**EXERCISE:** Identify the lines that contain the string "Value" and copy all of them.

Data excerpts:
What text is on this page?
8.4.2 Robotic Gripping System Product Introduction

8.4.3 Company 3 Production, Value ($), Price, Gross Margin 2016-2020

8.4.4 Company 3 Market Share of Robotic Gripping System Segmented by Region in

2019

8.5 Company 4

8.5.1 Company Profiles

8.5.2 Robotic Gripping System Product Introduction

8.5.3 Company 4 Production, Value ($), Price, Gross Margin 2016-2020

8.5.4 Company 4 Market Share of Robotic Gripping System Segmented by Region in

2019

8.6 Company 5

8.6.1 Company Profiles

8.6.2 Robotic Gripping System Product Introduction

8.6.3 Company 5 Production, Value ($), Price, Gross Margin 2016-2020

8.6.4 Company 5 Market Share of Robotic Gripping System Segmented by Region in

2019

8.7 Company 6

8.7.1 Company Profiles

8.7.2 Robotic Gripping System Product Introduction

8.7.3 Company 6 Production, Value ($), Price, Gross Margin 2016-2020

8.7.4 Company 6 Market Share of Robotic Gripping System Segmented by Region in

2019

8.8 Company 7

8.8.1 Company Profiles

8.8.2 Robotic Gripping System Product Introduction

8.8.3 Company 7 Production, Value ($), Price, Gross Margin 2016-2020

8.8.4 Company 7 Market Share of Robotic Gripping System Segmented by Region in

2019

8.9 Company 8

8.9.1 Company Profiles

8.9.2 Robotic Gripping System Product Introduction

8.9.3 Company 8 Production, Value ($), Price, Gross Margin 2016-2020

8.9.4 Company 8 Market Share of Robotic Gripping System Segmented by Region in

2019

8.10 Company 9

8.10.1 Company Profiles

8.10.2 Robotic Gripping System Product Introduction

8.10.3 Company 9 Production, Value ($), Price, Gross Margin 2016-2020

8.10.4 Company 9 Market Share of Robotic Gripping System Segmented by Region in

**THE SOLUTION:**
8.4.3 Company 3 Production, Value ($), Price, Gross Margin 2016-2020
8.5.3 Company 4 Production, Value ($), Price, Gross Margin 2016-2020
8.6.3 Company 5 Production, Value ($), Price, Gross Margin 2016-2020
8.7.3 Company 6 Production, Value ($), Price, Gross Margin 2016-2020
8.8.3 Company 7 Production, Value ($), Price, Gross Margin 2016-2020
8.9.3 Company 8 Production, Value ($), Price, Gross Margin 2016-2020
8.10.3 Company 9 Production, Value ($), Price, Gross Margin 2016-2020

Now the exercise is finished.